## START Provided data
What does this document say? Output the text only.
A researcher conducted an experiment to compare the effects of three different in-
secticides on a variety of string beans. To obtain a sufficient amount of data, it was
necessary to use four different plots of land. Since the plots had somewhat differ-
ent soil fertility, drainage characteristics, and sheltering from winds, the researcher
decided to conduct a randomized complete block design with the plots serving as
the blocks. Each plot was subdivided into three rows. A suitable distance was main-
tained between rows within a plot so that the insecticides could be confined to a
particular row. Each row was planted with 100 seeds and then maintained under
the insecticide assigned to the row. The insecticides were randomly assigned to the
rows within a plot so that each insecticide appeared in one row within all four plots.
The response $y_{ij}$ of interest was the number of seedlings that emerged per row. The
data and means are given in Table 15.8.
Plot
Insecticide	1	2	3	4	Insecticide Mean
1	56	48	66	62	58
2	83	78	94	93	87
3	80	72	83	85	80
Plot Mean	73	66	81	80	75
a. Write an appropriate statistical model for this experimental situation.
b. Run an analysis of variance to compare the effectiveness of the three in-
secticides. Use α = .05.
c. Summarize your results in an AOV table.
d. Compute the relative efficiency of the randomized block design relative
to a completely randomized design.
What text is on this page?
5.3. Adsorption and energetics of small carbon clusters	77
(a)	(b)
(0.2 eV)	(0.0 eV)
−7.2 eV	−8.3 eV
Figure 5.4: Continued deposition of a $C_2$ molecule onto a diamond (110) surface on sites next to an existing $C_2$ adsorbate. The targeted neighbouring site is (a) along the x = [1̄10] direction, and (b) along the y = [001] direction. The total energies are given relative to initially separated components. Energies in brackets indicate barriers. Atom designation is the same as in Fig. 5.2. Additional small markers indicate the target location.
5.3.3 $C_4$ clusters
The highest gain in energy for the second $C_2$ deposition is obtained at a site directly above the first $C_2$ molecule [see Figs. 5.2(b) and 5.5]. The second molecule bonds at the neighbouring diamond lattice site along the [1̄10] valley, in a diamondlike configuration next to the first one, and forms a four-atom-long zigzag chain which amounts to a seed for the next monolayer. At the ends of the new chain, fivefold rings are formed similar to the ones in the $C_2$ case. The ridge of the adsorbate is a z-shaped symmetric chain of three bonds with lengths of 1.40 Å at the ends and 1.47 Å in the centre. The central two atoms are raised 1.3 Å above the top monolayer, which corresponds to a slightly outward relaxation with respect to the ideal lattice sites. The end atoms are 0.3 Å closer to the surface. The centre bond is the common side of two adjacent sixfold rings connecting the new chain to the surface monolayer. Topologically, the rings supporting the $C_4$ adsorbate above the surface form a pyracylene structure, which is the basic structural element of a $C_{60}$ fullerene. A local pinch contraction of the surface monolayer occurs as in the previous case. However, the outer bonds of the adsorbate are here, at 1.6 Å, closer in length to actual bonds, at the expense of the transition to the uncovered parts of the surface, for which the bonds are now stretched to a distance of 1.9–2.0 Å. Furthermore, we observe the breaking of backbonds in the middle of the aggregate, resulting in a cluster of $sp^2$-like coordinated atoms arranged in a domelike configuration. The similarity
## END Provided data
* _Objective_:
Where a line holds "that", copy it out.

* _Final result_:
tained between rows within a plot so that the insecticides could be confined to a
rows within a plot so that each insecticide appeared in one row within all four plots.
The response $y_{ij}$ of interest was the number of seedlings that emerged per row. The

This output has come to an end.